> Material for this exercise
--- Begin ---

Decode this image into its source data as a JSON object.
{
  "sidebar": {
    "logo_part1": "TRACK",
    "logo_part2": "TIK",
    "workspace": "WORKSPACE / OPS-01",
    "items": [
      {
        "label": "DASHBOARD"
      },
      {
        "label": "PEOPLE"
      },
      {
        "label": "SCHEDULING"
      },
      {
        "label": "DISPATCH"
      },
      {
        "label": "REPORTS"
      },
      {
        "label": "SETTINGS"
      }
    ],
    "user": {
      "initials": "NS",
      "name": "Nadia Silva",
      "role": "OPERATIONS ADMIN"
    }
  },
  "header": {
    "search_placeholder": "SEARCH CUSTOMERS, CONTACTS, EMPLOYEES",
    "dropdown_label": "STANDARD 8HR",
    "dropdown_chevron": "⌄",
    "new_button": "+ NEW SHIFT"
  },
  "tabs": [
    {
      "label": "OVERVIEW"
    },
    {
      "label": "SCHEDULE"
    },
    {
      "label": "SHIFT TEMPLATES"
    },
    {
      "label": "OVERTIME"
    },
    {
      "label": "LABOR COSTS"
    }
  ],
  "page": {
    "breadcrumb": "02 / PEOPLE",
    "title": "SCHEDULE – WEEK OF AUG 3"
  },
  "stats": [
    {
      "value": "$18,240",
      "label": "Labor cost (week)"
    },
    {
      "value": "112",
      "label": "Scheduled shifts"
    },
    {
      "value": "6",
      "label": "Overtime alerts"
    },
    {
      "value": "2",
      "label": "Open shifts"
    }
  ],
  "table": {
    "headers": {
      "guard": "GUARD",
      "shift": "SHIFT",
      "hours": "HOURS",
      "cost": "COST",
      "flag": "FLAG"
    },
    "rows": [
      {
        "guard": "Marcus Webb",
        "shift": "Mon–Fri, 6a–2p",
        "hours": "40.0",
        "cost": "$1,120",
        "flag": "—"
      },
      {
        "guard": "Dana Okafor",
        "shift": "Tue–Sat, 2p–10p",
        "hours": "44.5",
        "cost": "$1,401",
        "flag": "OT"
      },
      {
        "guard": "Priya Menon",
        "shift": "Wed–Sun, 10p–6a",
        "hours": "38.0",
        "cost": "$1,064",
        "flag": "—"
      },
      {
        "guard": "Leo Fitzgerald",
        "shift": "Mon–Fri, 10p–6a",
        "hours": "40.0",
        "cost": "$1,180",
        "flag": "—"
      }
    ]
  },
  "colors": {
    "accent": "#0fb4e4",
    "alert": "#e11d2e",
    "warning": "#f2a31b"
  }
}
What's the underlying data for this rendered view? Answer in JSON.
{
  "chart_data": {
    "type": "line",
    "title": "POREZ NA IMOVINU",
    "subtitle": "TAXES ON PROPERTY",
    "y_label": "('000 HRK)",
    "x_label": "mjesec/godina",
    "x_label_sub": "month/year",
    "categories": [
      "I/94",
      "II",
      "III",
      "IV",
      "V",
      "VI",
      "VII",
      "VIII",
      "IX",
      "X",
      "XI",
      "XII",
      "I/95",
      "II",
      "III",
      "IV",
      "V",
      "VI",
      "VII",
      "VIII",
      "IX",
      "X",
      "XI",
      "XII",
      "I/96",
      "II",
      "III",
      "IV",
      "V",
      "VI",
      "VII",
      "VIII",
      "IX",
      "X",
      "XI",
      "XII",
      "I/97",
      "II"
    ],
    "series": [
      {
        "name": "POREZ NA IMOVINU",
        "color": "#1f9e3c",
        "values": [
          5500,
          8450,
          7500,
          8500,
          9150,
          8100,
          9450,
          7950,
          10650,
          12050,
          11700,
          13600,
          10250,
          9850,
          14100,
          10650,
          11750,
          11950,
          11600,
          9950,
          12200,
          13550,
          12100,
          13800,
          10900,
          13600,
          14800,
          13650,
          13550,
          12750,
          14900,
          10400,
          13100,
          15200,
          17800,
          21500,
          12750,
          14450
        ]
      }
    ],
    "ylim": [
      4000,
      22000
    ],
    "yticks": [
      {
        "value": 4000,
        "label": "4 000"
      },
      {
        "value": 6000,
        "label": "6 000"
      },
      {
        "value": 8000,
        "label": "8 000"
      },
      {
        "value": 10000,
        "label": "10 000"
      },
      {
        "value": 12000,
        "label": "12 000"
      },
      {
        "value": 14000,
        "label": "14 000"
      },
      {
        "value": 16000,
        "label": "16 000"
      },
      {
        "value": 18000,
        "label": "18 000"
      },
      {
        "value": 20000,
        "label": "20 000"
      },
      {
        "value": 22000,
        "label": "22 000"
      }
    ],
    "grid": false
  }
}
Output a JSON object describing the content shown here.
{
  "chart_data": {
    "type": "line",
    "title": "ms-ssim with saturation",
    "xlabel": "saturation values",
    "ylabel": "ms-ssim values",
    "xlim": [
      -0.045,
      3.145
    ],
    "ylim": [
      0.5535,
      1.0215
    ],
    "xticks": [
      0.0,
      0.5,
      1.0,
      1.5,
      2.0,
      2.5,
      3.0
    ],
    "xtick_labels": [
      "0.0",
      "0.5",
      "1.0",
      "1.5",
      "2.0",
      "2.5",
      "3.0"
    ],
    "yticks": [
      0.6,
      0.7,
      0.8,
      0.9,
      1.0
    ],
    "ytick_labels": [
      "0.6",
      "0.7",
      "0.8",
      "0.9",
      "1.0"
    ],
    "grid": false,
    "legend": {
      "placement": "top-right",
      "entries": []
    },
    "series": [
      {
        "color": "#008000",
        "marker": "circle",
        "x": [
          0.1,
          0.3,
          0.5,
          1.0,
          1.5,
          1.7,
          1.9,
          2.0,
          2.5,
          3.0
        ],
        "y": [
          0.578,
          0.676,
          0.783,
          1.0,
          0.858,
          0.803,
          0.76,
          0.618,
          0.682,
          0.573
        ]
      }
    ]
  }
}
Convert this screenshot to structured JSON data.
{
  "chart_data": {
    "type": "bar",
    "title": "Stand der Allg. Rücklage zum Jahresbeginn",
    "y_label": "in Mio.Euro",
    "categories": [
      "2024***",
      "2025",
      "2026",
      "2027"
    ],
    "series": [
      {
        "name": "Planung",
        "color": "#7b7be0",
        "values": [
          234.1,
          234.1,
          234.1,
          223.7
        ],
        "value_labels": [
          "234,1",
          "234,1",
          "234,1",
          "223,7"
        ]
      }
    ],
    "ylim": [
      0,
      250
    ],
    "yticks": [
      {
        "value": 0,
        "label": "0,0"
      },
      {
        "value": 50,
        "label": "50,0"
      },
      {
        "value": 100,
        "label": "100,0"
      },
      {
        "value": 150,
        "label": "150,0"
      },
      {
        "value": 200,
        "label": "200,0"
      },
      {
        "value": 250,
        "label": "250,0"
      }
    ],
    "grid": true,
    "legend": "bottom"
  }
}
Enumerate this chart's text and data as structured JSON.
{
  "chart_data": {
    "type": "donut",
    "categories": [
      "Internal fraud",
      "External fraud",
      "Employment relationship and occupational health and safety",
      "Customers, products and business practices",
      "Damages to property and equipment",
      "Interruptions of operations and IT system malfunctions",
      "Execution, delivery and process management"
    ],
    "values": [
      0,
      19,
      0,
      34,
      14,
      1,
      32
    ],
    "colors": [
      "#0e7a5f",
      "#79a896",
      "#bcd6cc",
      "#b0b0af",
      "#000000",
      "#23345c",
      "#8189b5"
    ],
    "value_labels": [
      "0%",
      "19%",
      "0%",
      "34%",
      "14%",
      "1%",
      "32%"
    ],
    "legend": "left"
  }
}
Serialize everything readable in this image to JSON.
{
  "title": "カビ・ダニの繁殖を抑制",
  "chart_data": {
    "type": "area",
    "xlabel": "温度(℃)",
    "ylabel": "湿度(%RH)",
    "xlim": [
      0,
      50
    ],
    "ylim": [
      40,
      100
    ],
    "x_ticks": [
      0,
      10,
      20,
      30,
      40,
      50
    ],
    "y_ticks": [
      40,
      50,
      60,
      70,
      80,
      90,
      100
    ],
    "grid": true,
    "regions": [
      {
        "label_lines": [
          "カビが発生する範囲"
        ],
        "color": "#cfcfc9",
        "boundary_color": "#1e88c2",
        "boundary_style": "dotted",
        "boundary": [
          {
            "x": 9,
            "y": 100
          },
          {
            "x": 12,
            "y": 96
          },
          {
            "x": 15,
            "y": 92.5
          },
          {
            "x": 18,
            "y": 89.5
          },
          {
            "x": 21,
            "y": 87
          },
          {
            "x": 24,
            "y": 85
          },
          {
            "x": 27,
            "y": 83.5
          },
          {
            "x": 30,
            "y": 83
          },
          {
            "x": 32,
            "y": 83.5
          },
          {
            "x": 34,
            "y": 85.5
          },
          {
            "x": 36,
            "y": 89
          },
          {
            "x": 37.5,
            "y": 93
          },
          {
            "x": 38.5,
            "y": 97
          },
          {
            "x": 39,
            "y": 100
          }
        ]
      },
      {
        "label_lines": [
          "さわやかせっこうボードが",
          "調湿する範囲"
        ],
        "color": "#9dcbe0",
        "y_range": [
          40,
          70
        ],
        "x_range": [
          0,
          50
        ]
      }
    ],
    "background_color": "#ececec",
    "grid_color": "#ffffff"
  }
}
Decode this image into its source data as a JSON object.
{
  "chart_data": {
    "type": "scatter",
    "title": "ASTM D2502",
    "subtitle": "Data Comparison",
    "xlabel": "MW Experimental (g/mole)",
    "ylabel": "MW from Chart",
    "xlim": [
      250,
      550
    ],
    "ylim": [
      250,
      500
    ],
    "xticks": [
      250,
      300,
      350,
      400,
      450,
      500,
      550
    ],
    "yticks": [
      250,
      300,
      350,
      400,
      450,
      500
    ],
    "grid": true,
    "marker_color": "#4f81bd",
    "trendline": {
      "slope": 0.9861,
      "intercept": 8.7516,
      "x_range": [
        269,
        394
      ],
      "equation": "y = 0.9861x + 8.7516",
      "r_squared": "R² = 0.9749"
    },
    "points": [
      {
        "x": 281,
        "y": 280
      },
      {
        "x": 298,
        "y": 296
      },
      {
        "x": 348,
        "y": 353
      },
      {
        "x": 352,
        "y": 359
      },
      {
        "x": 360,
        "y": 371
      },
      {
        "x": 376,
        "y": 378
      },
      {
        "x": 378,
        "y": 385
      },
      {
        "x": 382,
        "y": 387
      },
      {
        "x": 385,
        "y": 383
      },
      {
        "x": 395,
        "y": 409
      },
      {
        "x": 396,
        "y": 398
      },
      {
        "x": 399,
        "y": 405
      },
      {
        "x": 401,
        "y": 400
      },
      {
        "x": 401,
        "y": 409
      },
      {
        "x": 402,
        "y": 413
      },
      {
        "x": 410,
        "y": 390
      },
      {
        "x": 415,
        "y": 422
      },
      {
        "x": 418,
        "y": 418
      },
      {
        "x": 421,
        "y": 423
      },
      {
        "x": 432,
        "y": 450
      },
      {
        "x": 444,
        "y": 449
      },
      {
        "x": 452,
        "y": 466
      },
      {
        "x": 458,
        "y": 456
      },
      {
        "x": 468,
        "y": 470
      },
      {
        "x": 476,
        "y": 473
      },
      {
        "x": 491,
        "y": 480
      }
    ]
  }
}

--- End ---

> Stated problem
Copy and report every line where the word "name" is present.

> Expected answer
      "name": "Nadia Silva",
        "name": "POREZ NA IMOVINU",
        "name": "Planung",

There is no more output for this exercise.